(Dataset rows)

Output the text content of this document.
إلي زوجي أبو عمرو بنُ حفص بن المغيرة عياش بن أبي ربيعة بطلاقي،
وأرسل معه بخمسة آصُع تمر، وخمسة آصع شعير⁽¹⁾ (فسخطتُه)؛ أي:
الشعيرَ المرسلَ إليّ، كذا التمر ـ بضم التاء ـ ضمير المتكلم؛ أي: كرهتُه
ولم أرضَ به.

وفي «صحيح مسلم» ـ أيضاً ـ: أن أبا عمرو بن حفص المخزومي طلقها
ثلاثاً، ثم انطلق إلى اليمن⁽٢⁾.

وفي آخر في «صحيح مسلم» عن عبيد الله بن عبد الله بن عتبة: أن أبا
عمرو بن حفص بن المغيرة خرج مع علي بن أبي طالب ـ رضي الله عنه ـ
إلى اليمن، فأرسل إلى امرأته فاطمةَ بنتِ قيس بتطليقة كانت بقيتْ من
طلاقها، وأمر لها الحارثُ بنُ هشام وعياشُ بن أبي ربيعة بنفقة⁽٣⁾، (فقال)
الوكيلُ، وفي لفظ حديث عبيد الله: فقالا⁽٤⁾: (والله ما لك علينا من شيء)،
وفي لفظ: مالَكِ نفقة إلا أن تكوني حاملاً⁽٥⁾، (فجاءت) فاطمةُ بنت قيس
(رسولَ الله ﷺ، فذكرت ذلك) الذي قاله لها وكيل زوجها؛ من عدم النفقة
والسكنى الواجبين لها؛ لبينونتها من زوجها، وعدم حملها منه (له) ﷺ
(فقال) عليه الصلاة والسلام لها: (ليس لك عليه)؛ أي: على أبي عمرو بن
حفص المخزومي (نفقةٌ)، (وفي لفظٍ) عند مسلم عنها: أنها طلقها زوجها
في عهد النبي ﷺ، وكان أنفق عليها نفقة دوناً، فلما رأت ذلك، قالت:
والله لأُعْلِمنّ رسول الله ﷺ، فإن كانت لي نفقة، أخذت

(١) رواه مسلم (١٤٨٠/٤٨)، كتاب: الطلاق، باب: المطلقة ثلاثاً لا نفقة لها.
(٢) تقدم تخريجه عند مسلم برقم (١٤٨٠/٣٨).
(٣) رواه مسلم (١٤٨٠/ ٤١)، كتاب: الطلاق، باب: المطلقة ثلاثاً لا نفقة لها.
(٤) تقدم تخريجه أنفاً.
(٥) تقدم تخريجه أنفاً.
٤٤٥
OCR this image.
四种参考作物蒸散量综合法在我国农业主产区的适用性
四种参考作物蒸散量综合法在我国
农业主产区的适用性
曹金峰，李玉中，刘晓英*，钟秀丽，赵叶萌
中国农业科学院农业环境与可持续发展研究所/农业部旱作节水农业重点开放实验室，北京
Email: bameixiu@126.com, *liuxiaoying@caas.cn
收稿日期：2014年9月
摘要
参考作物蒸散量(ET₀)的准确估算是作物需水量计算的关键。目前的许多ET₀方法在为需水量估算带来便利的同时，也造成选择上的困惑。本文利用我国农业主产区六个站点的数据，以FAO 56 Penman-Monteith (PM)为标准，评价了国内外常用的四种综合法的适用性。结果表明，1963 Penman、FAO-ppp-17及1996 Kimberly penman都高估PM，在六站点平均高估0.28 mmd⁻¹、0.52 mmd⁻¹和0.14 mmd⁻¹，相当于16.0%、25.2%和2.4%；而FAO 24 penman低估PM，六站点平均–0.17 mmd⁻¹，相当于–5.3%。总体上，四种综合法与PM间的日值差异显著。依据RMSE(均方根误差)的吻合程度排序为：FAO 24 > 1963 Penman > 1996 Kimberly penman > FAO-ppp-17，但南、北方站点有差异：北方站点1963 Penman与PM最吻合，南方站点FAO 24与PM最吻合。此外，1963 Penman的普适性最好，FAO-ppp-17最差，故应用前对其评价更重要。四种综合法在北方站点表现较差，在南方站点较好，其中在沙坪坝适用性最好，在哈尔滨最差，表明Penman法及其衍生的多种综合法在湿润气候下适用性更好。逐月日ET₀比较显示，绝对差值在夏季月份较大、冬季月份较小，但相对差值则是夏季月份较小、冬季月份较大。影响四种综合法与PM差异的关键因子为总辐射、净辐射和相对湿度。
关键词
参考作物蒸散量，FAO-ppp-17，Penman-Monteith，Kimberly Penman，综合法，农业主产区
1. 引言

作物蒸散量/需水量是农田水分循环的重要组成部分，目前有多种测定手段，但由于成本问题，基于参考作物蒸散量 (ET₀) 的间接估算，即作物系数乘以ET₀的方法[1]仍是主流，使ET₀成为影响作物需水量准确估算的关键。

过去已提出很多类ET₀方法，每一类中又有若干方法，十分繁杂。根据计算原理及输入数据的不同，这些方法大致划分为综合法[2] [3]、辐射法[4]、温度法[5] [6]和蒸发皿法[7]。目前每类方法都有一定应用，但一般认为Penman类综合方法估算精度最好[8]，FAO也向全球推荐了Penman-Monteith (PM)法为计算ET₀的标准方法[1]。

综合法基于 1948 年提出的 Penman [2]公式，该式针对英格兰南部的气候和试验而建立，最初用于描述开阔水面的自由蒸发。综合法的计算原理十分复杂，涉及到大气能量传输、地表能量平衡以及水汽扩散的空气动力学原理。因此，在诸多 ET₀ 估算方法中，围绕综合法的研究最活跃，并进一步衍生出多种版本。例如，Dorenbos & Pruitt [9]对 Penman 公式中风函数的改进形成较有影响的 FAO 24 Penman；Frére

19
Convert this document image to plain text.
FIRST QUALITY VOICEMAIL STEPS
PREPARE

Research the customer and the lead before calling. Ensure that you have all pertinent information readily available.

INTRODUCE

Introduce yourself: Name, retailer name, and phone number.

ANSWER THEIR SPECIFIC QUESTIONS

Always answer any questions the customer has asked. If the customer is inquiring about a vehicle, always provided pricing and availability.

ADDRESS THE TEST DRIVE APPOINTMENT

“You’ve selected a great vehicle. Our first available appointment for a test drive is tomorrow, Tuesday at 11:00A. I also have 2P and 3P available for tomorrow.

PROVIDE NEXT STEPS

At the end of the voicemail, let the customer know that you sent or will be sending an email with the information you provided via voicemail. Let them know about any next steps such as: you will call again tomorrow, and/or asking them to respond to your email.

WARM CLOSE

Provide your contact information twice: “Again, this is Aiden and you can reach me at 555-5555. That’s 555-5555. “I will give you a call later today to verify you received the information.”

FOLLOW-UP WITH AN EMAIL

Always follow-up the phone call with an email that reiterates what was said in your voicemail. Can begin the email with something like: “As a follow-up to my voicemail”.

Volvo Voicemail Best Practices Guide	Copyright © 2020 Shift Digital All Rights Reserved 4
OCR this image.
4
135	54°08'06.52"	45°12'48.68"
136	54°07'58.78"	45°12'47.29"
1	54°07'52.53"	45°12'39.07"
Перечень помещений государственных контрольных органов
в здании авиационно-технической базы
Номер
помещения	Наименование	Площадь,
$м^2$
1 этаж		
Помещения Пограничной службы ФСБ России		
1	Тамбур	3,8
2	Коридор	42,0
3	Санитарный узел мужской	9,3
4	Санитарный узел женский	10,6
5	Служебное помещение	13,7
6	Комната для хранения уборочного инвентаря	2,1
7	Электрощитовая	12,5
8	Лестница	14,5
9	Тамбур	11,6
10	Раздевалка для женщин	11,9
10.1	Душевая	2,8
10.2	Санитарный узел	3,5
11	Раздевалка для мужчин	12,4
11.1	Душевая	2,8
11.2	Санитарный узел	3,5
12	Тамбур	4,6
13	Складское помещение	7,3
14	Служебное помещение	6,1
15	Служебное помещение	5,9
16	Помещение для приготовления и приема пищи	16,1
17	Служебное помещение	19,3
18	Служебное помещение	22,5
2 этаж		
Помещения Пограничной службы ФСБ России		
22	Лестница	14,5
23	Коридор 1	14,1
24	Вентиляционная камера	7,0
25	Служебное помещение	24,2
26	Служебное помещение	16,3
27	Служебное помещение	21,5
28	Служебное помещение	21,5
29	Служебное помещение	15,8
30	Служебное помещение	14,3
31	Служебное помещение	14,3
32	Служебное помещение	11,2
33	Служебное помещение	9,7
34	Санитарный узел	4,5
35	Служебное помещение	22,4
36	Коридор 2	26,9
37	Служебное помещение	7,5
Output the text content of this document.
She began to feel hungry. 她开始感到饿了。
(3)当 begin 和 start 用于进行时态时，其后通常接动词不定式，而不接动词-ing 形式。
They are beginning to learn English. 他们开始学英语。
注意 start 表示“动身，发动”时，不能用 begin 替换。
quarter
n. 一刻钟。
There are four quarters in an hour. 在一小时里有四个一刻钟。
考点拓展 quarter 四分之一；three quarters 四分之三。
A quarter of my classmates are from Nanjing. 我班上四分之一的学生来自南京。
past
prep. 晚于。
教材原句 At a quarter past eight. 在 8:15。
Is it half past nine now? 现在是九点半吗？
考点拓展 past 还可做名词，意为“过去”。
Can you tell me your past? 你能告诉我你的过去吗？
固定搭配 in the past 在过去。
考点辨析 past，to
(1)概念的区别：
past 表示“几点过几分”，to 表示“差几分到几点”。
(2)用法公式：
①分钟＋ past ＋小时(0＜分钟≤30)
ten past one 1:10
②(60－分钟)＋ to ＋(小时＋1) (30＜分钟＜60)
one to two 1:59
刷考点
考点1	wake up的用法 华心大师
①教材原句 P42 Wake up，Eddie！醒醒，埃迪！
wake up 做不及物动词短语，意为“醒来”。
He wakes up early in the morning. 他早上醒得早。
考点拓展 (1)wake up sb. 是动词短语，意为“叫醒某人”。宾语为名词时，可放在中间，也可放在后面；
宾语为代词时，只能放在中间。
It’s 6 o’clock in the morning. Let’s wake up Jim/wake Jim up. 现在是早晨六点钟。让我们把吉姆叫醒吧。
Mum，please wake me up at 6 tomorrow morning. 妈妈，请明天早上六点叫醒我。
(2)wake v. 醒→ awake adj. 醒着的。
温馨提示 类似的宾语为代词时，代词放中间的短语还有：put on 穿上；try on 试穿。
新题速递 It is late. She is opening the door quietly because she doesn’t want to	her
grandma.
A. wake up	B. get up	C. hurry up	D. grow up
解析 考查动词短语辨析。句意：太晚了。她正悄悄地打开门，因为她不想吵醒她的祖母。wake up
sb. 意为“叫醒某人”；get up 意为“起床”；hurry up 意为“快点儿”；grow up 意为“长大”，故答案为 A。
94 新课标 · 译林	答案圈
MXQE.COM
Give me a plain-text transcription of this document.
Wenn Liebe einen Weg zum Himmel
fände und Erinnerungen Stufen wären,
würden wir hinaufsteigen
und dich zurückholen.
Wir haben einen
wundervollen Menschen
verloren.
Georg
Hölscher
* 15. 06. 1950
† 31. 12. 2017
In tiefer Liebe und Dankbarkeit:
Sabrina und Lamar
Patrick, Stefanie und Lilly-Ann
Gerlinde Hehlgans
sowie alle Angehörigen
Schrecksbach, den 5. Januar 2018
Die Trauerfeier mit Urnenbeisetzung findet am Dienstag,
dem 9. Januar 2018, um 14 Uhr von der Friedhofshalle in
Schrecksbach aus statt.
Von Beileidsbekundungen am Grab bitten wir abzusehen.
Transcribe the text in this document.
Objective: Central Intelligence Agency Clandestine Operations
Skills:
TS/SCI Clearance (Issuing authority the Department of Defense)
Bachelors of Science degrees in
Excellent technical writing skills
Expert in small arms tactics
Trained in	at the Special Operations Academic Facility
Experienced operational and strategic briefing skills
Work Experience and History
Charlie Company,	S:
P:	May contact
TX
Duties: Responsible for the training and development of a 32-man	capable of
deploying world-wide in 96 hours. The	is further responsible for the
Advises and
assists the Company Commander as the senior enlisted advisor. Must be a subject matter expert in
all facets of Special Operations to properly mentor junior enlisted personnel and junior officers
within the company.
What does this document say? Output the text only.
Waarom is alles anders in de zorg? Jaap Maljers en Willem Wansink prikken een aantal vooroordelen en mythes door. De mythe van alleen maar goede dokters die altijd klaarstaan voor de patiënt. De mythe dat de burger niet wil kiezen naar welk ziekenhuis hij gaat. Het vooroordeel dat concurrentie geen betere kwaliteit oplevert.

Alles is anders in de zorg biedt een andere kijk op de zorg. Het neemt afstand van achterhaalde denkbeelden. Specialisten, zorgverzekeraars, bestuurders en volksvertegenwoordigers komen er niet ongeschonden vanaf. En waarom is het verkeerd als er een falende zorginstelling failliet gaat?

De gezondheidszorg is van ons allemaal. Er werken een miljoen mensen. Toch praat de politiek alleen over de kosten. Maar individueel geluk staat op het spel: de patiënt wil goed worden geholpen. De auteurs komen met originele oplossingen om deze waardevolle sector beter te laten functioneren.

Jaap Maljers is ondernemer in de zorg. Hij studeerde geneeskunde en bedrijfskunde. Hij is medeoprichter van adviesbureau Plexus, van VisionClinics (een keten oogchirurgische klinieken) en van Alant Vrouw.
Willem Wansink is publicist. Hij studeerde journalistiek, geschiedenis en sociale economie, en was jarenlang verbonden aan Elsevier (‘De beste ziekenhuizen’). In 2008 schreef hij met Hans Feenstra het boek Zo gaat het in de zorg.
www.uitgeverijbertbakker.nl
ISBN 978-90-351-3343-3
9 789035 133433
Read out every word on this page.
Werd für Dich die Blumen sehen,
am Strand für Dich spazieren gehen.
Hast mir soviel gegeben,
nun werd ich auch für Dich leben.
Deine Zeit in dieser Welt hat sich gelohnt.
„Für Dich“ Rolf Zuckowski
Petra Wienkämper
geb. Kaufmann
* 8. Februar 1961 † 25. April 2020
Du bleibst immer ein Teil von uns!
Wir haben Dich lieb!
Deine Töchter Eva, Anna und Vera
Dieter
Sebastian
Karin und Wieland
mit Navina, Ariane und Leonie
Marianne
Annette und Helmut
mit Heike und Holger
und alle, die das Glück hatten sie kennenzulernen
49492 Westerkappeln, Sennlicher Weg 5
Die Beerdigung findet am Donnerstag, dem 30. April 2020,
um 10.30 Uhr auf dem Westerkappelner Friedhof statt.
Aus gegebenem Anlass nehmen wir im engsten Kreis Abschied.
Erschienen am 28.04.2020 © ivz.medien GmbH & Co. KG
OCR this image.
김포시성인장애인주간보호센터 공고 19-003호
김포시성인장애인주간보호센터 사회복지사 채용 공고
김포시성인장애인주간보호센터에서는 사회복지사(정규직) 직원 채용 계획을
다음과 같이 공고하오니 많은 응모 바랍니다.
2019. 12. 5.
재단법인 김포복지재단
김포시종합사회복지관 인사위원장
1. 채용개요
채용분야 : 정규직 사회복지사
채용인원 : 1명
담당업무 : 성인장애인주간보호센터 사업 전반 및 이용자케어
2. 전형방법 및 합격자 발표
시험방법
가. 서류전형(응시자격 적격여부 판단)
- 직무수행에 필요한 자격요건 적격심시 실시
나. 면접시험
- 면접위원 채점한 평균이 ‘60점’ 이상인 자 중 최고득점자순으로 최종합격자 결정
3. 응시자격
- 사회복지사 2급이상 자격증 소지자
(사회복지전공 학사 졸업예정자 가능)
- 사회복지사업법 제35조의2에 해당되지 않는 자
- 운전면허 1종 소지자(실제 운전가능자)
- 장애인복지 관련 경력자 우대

CHALLENGE
How many lines of the listing above include the word "Always"? Reply with the number alone.

TASK ANSWER
2